Stated exercise: In this exercise, return the whole listing exactly, excluding any images.

Given records:

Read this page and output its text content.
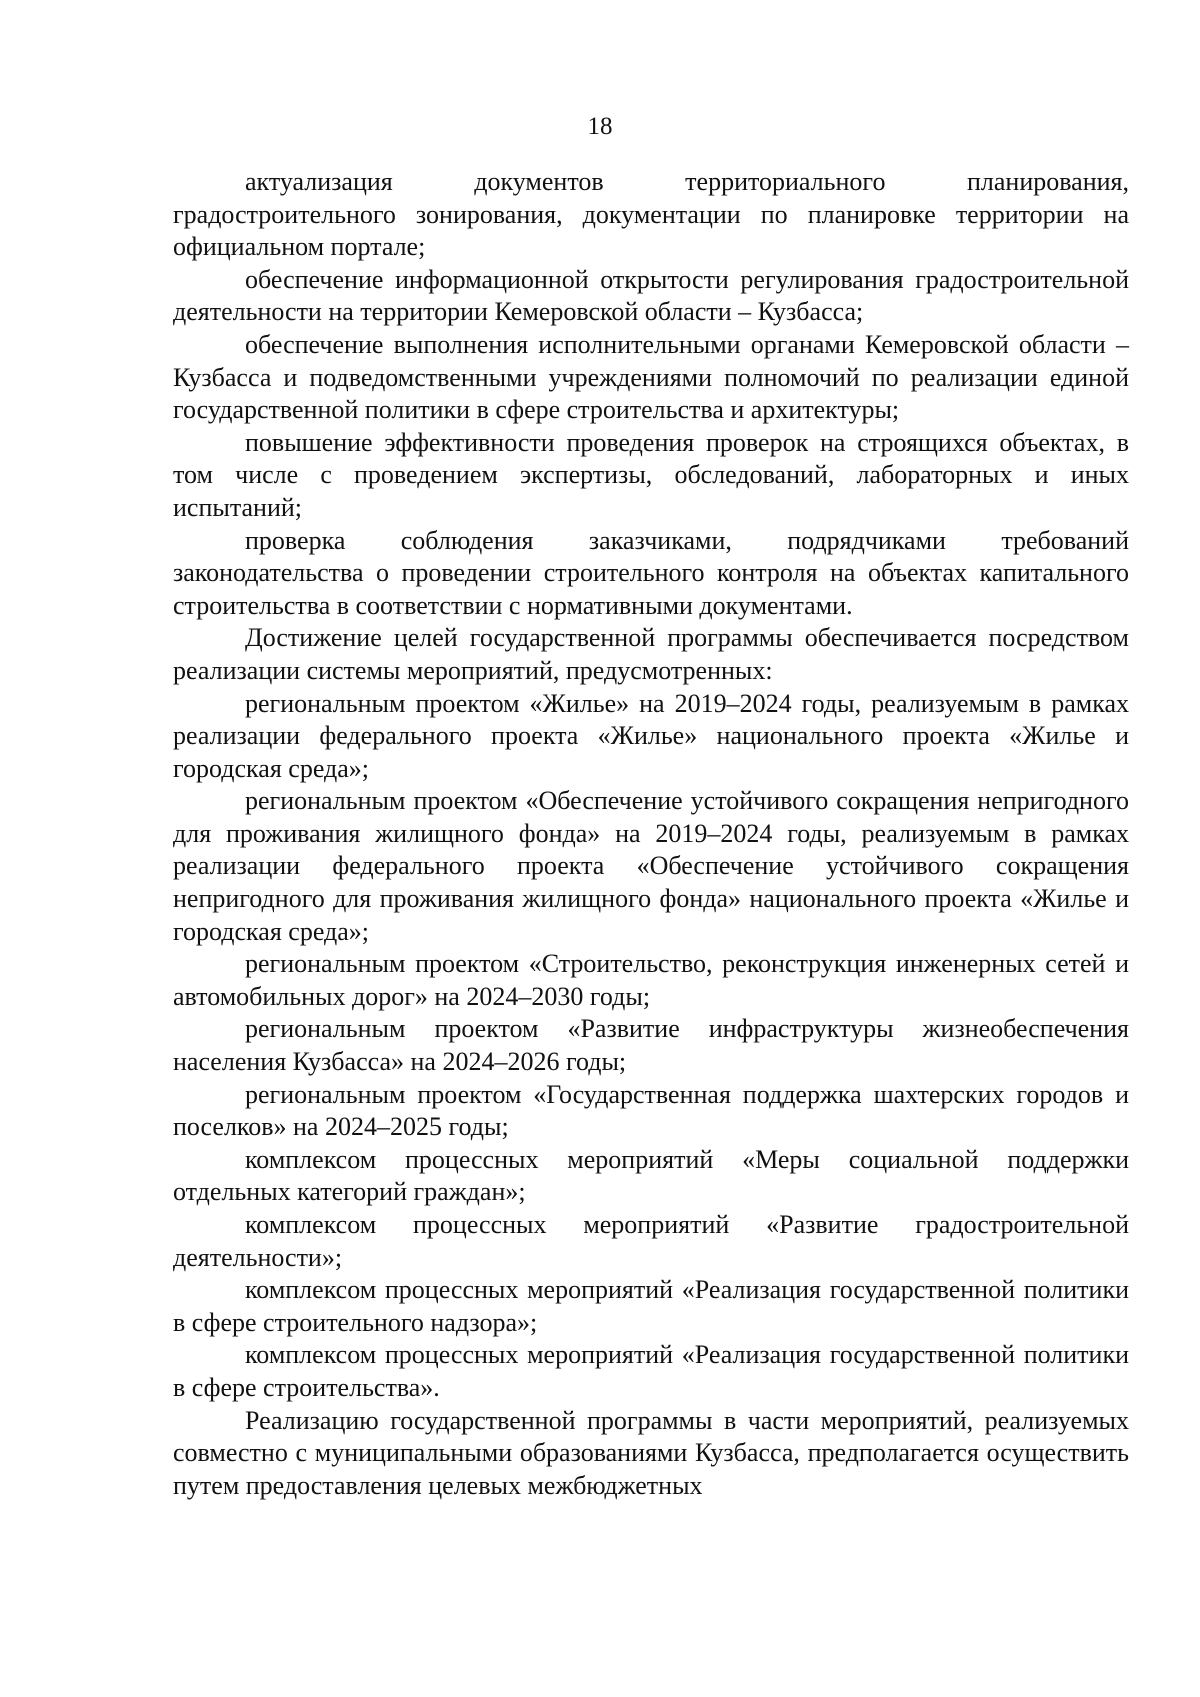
18

актуализация документов территориального планирования, градостроительного зонирования, документации по планировке территории на официальном портале;

обеспечение информационной открытости регулирования градостроительной деятельности на территории Кемеровской области – Кузбасса;

обеспечение выполнения исполнительными органами Кемеровской области – Кузбасса и подведомственными учреждениями полномочий по реализации единой государственной политики в сфере строительства и архитектуры;

повышение эффективности проведения проверок на строящихся объектах, в том числе с проведением экспертизы, обследований, лабораторных и иных испытаний;

проверка соблюдения заказчиками, подрядчиками требований законодательства о проведении строительного контроля на объектах капитального строительства в соответствии с нормативными документами.

Достижение целей государственной программы обеспечивается посредством реализации системы мероприятий, предусмотренных:

региональным проектом «Жилье» на 2019–2024 годы, реализуемым в рамках реализации федерального проекта «Жилье» национального проекта «Жилье и городская среда»;

региональным проектом «Обеспечение устойчивого сокращения непригодного для проживания жилищного фонда» на 2019–2024 годы, реализуемым в рамках реализации федерального проекта «Обеспечение устойчивого сокращения непригодного для проживания жилищного фонда» национального проекта «Жилье и городская среда»;

региональным проектом «Строительство, реконструкция инженерных сетей и автомобильных дорог» на 2024–2030 годы;

региональным проектом «Развитие инфраструктуры жизнеобеспечения населения Кузбасса» на 2024–2026 годы;

региональным проектом «Государственная поддержка шахтерских городов и поселков» на 2024–2025 годы;

комплексом процессных мероприятий «Меры социальной поддержки отдельных категорий граждан»;

комплексом процессных мероприятий «Развитие градостроительной деятельности»;

комплексом процессных мероприятий «Реализация государственной политики в сфере строительного надзора»;

комплексом процессных мероприятий «Реализация государственной политики в сфере строительства».

Реализацию государственной программы в части мероприятий, реализуемых совместно с муниципальными образованиями Кузбасса, предполагается осуществить путем предоставления целевых межбюджетных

Answer to this task:
Read this page and output its text content.
18

актуализация документов территориального планирования, градостроительного зонирования, документации по планировке территории на официальном портале;

обеспечение информационной открытости регулирования градостроительной деятельности на территории Кемеровской области – Кузбасса;

обеспечение выполнения исполнительными органами Кемеровской области – Кузбасса и подведомственными учреждениями полномочий по реализации единой государственной политики в сфере строительства и архитектуры;

повышение эффективности проведения проверок на строящихся объектах, в том числе с проведением экспертизы, обследований, лабораторных и иных испытаний;

проверка соблюдения заказчиками, подрядчиками требований законодательства о проведении строительного контроля на объектах капитального строительства в соответствии с нормативными документами.

Достижение целей государственной программы обеспечивается посредством реализации системы мероприятий, предусмотренных:

региональным проектом «Жилье» на 2019–2024 годы, реализуемым в рамках реализации федерального проекта «Жилье» национального проекта «Жилье и городская среда»;

региональным проектом «Обеспечение устойчивого сокращения непригодного для проживания жилищного фонда» на 2019–2024 годы, реализуемым в рамках реализации федерального проекта «Обеспечение устойчивого сокращения непригодного для проживания жилищного фонда» национального проекта «Жилье и городская среда»;

региональным проектом «Строительство, реконструкция инженерных сетей и автомобильных дорог» на 2024–2030 годы;

региональным проектом «Развитие инфраструктуры жизнеобеспечения населения Кузбасса» на 2024–2026 годы;

региональным проектом «Государственная поддержка шахтерских городов и поселков» на 2024–2025 годы;

комплексом процессных мероприятий «Меры социальной поддержки отдельных категорий граждан»;

комплексом процессных мероприятий «Развитие градостроительной деятельности»;

комплексом процессных мероприятий «Реализация государственной политики в сфере строительного надзора»;

комплексом процессных мероприятий «Реализация государственной политики в сфере строительства».

Реализацию государственной программы в части мероприятий, реализуемых совместно с муниципальными образованиями Кузбасса, предполагается осуществить путем предоставления целевых межбюджетных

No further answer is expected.